* Begin Material to process *

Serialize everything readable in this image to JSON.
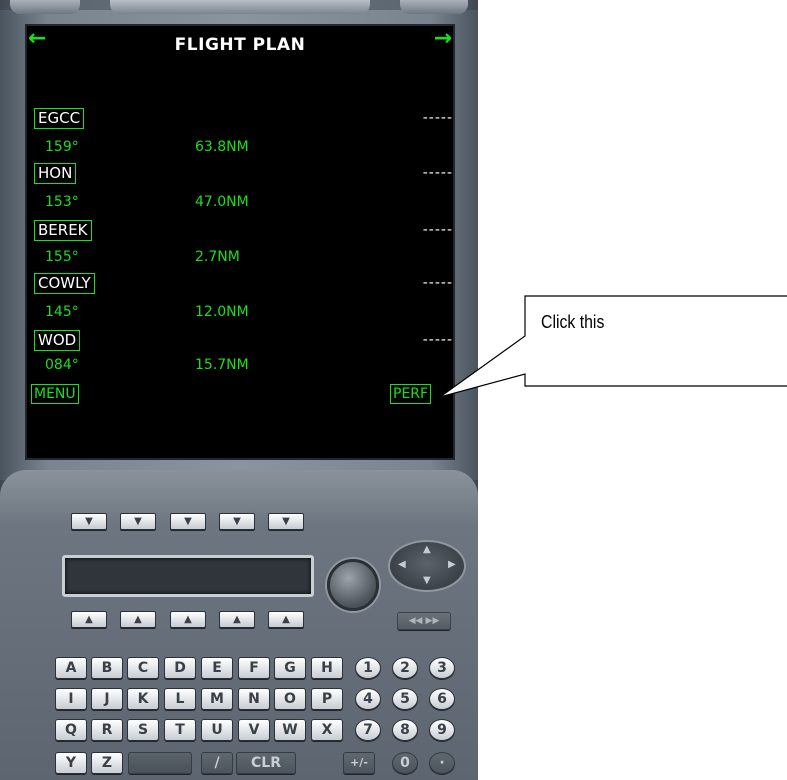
{
  "screen": {
    "title": "FLIGHT PLAN",
    "waypoints": [
      {
        "name": "EGCC",
        "eta": "-----",
        "course": "159°",
        "distance": "63.8NM"
      },
      {
        "name": "HON",
        "eta": "-----",
        "course": "153°",
        "distance": "47.0NM"
      },
      {
        "name": "BEREK",
        "eta": "-----",
        "course": "155°",
        "distance": "2.7NM"
      },
      {
        "name": "COWLY",
        "eta": "-----",
        "course": "145°",
        "distance": "12.0NM"
      },
      {
        "name": "WOD",
        "eta": "-----",
        "course": "084°",
        "distance": "15.7NM"
      }
    ],
    "menu_label": "MENU",
    "perf_label": "PERF",
    "accent_color": "#19e019"
  },
  "keyboard": {
    "upper_lsk": [
      "▼",
      "▼",
      "▼",
      "▼",
      "▼"
    ],
    "lower_lsk": [
      "▲",
      "▲",
      "▲",
      "▲",
      "▲"
    ],
    "page_keys": "◀◀ ▶▶",
    "rows": [
      [
        "A",
        "B",
        "C",
        "D",
        "E",
        "F",
        "G",
        "H",
        "1",
        "2",
        "3"
      ],
      [
        "I",
        "J",
        "K",
        "L",
        "M",
        "N",
        "O",
        "P",
        "4",
        "5",
        "6"
      ],
      [
        "Q",
        "R",
        "S",
        "T",
        "U",
        "V",
        "W",
        "X",
        "7",
        "8",
        "9"
      ]
    ],
    "last_row": {
      "y": "Y",
      "z": "Z",
      "slash": "/",
      "clr": "CLR",
      "plusminus": "+/-",
      "zero": "0",
      "dot": "·"
    }
  },
  "callout": {
    "text": "Click this"
  }
}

* End Material to process *

- [To do] Quote the preceding listing precisely and completely, omitting its images.

- [Result for this exercise]
Serialize everything readable in this image to JSON.
{
  "screen": {
    "title": "FLIGHT PLAN",
    "waypoints": [
      {
        "name": "EGCC",
        "eta": "-----",
        "course": "159°",
        "distance": "63.8NM"
      },
      {
        "name": "HON",
        "eta": "-----",
        "course": "153°",
        "distance": "47.0NM"
      },
      {
        "name": "BEREK",
        "eta": "-----",
        "course": "155°",
        "distance": "2.7NM"
      },
      {
        "name": "COWLY",
        "eta": "-----",
        "course": "145°",
        "distance": "12.0NM"
      },
      {
        "name": "WOD",
        "eta": "-----",
        "course": "084°",
        "distance": "15.7NM"
      }
    ],
    "menu_label": "MENU",
    "perf_label": "PERF",
    "accent_color": "#19e019"
  },
  "keyboard": {
    "upper_lsk": [
      "▼",
      "▼",
      "▼",
      "▼",
      "▼"
    ],
    "lower_lsk": [
      "▲",
      "▲",
      "▲",
      "▲",
      "▲"
    ],
    "page_keys": "◀◀ ▶▶",
    "rows": [
      [
        "A",
        "B",
        "C",
        "D",
        "E",
        "F",
        "G",
        "H",
        "1",
        "2",
        "3"
      ],
      [
        "I",
        "J",
        "K",
        "L",
        "M",
        "N",
        "O",
        "P",
        "4",
        "5",
        "6"
      ],
      [
        "Q",
        "R",
        "S",
        "T",
        "U",
        "V",
        "W",
        "X",
        "7",
        "8",
        "9"
      ]
    ],
    "last_row": {
      "y": "Y",
      "z": "Z",
      "slash": "/",
      "clr": "CLR",
      "plusminus": "+/-",
      "zero": "0",
      "dot": "·"
    }
  },
  "callout": {
    "text": "Click this"
  }
}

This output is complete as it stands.